+++ Input +++
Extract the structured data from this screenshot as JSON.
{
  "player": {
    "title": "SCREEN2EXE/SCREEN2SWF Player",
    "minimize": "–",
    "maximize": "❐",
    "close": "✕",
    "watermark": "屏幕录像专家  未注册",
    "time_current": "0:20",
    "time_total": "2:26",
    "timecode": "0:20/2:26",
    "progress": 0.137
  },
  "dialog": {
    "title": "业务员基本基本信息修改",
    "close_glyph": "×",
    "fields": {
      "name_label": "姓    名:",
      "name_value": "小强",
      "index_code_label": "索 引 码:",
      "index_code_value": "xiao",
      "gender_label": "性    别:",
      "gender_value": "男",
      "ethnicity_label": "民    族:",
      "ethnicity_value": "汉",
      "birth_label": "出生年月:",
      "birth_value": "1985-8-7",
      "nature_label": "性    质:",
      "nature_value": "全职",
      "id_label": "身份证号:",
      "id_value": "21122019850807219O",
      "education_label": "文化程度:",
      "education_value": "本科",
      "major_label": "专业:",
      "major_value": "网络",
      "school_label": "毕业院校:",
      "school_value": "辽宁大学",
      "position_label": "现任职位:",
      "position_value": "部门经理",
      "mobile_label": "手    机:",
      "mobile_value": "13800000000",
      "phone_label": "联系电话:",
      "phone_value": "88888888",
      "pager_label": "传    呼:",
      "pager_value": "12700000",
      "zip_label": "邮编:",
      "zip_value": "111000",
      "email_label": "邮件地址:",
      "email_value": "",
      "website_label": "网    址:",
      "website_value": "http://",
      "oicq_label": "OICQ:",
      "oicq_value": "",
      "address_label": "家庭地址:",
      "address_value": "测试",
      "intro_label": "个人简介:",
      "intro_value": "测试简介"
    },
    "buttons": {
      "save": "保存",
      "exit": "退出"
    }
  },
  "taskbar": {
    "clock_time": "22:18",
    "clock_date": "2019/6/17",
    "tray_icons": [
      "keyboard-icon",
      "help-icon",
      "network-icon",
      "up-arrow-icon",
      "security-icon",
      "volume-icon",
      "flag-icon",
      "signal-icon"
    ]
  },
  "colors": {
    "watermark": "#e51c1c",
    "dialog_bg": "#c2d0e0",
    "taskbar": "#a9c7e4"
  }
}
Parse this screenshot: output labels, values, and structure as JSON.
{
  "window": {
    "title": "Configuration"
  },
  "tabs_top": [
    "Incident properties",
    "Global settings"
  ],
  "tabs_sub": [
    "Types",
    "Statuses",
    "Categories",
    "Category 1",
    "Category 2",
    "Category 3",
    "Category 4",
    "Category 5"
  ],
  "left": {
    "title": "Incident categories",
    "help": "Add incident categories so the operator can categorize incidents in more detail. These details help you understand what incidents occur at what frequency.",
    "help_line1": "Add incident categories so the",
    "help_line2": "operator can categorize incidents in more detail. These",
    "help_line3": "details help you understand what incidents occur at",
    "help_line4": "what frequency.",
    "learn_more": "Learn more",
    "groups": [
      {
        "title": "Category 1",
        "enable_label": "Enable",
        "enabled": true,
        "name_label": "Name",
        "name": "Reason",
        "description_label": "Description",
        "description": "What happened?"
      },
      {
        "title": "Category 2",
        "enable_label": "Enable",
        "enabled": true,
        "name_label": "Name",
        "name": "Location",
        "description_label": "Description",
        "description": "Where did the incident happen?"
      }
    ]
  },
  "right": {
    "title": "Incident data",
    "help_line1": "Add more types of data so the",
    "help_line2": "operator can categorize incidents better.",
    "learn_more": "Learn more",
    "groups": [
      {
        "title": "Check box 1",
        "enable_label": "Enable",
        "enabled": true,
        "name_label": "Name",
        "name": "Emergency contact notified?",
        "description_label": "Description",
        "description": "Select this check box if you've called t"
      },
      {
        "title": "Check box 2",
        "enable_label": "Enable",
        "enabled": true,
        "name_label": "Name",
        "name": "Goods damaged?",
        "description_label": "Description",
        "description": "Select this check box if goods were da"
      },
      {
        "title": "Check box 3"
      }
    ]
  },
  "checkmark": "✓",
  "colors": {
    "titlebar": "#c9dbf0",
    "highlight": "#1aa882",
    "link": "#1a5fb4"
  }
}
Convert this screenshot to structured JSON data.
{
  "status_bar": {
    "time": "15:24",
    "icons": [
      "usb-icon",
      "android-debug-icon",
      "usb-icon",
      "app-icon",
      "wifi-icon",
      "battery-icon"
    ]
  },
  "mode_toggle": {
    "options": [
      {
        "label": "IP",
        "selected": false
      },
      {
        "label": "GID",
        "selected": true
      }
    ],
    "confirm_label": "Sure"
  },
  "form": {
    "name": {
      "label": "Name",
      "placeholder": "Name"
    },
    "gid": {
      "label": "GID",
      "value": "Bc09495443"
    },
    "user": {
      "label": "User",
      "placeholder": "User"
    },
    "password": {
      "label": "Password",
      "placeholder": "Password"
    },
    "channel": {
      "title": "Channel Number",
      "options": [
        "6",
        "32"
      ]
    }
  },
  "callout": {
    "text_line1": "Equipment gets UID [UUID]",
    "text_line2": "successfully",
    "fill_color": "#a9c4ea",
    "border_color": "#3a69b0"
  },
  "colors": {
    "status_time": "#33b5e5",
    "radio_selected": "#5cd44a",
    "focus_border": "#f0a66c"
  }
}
+++
§ **Written problem**:
All of the material above needs to be retyped word for word.

§ **Answer**:
Extract the structured data from this screenshot as JSON.
{
  "player": {
    "title": "SCREEN2EXE/SCREEN2SWF Player",
    "minimize": "–",
    "maximize": "❐",
    "close": "✕",
    "watermark": "屏幕录像专家  未注册",
    "time_current": "0:20",
    "time_total": "2:26",
    "timecode": "0:20/2:26",
    "progress": 0.137
  },
  "dialog": {
    "title": "业务员基本基本信息修改",
    "close_glyph": "×",
    "fields": {
      "name_label": "姓    名:",
      "name_value": "小强",
      "index_code_label": "索 引 码:",
      "index_code_value": "xiao",
      "gender_label": "性    别:",
      "gender_value": "男",
      "ethnicity_label": "民    族:",
      "ethnicity_value": "汉",
      "birth_label": "出生年月:",
      "birth_value": "1985-8-7",
      "nature_label": "性    质:",
      "nature_value": "全职",
      "id_label": "身份证号:",
      "id_value": "21122019850807219O",
      "education_label": "文化程度:",
      "education_value": "本科",
      "major_label": "专业:",
      "major_value": "网络",
      "school_label": "毕业院校:",
      "school_value": "辽宁大学",
      "position_label": "现任职位:",
      "position_value": "部门经理",
      "mobile_label": "手    机:",
      "mobile_value": "13800000000",
      "phone_label": "联系电话:",
      "phone_value": "88888888",
      "pager_label": "传    呼:",
      "pager_value": "12700000",
      "zip_label": "邮编:",
      "zip_value": "111000",
      "email_label": "邮件地址:",
      "email_value": "",
      "website_label": "网    址:",
      "website_value": "http://",
      "oicq_label": "OICQ:",
      "oicq_value": "",
      "address_label": "家庭地址:",
      "address_value": "测试",
      "intro_label": "个人简介:",
      "intro_value": "测试简介"
    },
    "buttons": {
      "save": "保存",
      "exit": "退出"
    }
  },
  "taskbar": {
    "clock_time": "22:18",
    "clock_date": "2019/6/17",
    "tray_icons": [
      "keyboard-icon",
      "help-icon",
      "network-icon",
      "up-arrow-icon",
      "security-icon",
      "volume-icon",
      "flag-icon",
      "signal-icon"
    ]
  },
  "colors": {
    "watermark": "#e51c1c",
    "dialog_bg": "#c2d0e0",
    "taskbar": "#a9c7e4"
  }
}
Parse this screenshot: output labels, values, and structure as JSON.
{
  "window": {
    "title": "Configuration"
  },
  "tabs_top": [
    "Incident properties",
    "Global settings"
  ],
  "tabs_sub": [
    "Types",
    "Statuses",
    "Categories",
    "Category 1",
    "Category 2",
    "Category 3",
    "Category 4",
    "Category 5"
  ],
  "left": {
    "title": "Incident categories",
    "help": "Add incident categories so the operator can categorize incidents in more detail. These details help you understand what incidents occur at what frequency.",
    "help_line1": "Add incident categories so the",
    "help_line2": "operator can categorize incidents in more detail. These",
    "help_line3": "details help you understand what incidents occur at",
    "help_line4": "what frequency.",
    "learn_more": "Learn more",
    "groups": [
      {
        "title": "Category 1",
        "enable_label": "Enable",
        "enabled": true,
        "name_label": "Name",
        "name": "Reason",
        "description_label": "Description",
        "description": "What happened?"
      },
      {
        "title": "Category 2",
        "enable_label": "Enable",
        "enabled": true,
        "name_label": "Name",
        "name": "Location",
        "description_label": "Description",
        "description": "Where did the incident happen?"
      }
    ]
  },
  "right": {
    "title": "Incident data",
    "help_line1": "Add more types of data so the",
    "help_line2": "operator can categorize incidents better.",
    "learn_more": "Learn more",
    "groups": [
      {
        "title": "Check box 1",
        "enable_label": "Enable",
        "enabled": true,
        "name_label": "Name",
        "name": "Emergency contact notified?",
        "description_label": "Description",
        "description": "Select this check box if you've called t"
      },
      {
        "title": "Check box 2",
        "enable_label": "Enable",
        "enabled": true,
        "name_label": "Name",
        "name": "Goods damaged?",
        "description_label": "Description",
        "description": "Select this check box if goods were da"
      },
      {
        "title": "Check box 3"
      }
    ]
  },
  "checkmark": "✓",
  "colors": {
    "titlebar": "#c9dbf0",
    "highlight": "#1aa882",
    "link": "#1a5fb4"
  }
}
Convert this screenshot to structured JSON data.
{
  "status_bar": {
    "time": "15:24",
    "icons": [
      "usb-icon",
      "android-debug-icon",
      "usb-icon",
      "app-icon",
      "wifi-icon",
      "battery-icon"
    ]
  },
  "mode_toggle": {
    "options": [
      {
        "label": "IP",
        "selected": false
      },
      {
        "label": "GID",
        "selected": true
      }
    ],
    "confirm_label": "Sure"
  },
  "form": {
    "name": {
      "label": "Name",
      "placeholder": "Name"
    },
    "gid": {
      "label": "GID",
      "value": "Bc09495443"
    },
    "user": {
      "label": "User",
      "placeholder": "User"
    },
    "password": {
      "label": "Password",
      "placeholder": "Password"
    },
    "channel": {
      "title": "Channel Number",
      "options": [
        "6",
        "32"
      ]
    }
  },
  "callout": {
    "text_line1": "Equipment gets UID [UUID]",
    "text_line2": "successfully",
    "fill_color": "#a9c4ea",
    "border_color": "#3a69b0"
  },
  "colors": {
    "status_time": "#33b5e5",
    "radio_selected": "#5cd44a",
    "focus_border": "#f0a66c"
  }
}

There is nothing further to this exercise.